YOUR TASK: Copy everything in the listing below word for word, apart from any images.
»»
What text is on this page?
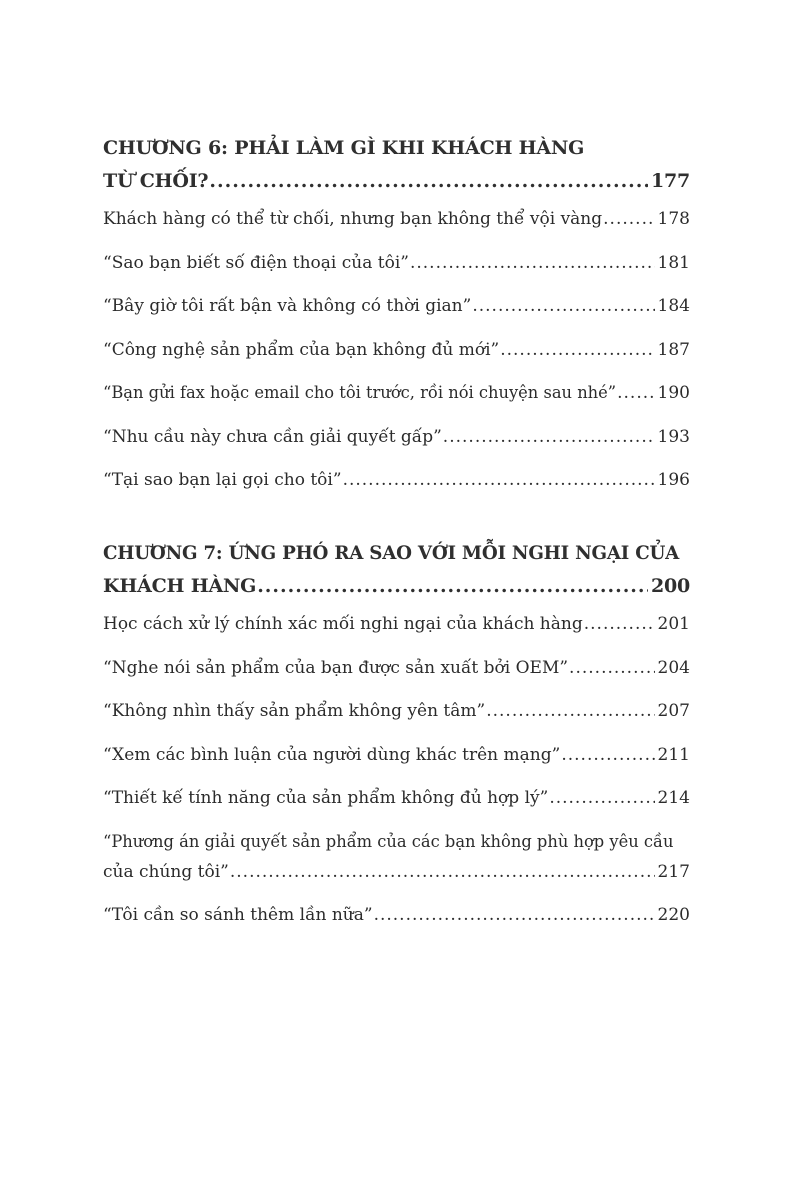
CHƯƠNG 6: PHẢI LÀM GÌ KHI KHÁCH HÀNG
TỪ CHỐI? .....	177
Khách hàng có thể từ chối, nhưng bạn không thể vội vàng .....	178
“Sao bạn biết số điện thoại của tôi” .....	181
“Bây giờ tôi rất bận và không có thời gian” .....	184
“Công nghệ sản phẩm của bạn không đủ mới” .....	187
“Bạn gửi fax hoặc email cho tôi trước, rồi nói chuyện sau nhé” ..... 190
“Nhu cầu này chưa cần giải quyết gấp” .....	193
“Tại sao bạn lại gọi cho tôi” .....	196
CHƯƠNG 7: ỨNG PHÓ RA SAO VỚI MỖI NGHI NGẠI CỦA
KHÁCH HÀNG .....	200
Học cách xử lý chính xác mối nghi ngại của khách hàng .....	201
“Nghe nói sản phẩm của bạn được sản xuất bởi OEM” .....	204
“Không nhìn thấy sản phẩm không yên tâm” .....	207
“Xem các bình luận của người dùng khác trên mạng” .....	211
“Thiết kế tính năng của sản phẩm không đủ hợp lý” .....	214
“Phương án giải quyết sản phẩm của các bạn không phù hợp yêu cầu
của chúng tôi” .....	217
“Tôi cần so sánh thêm lần nữa” .....	220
««
EXERCISE ANSWER:
What text is on this page?
CHƯƠNG 6: PHẢI LÀM GÌ KHI KHÁCH HÀNG
TỪ CHỐI? .....	177
Khách hàng có thể từ chối, nhưng bạn không thể vội vàng .....	178
“Sao bạn biết số điện thoại của tôi” .....	181
“Bây giờ tôi rất bận và không có thời gian” .....	184
“Công nghệ sản phẩm của bạn không đủ mới” .....	187
“Bạn gửi fax hoặc email cho tôi trước, rồi nói chuyện sau nhé” ..... 190
“Nhu cầu này chưa cần giải quyết gấp” .....	193
“Tại sao bạn lại gọi cho tôi” .....	196
CHƯƠNG 7: ỨNG PHÓ RA SAO VỚI MỖI NGHI NGẠI CỦA
KHÁCH HÀNG .....	200
Học cách xử lý chính xác mối nghi ngại của khách hàng .....	201
“Nghe nói sản phẩm của bạn được sản xuất bởi OEM” .....	204
“Không nhìn thấy sản phẩm không yên tâm” .....	207
“Xem các bình luận của người dùng khác trên mạng” .....	211
“Thiết kế tính năng của sản phẩm không đủ hợp lý” .....	214
“Phương án giải quyết sản phẩm của các bạn không phù hợp yêu cầu
của chúng tôi” .....	217
“Tôi cần so sánh thêm lần nữa” .....	220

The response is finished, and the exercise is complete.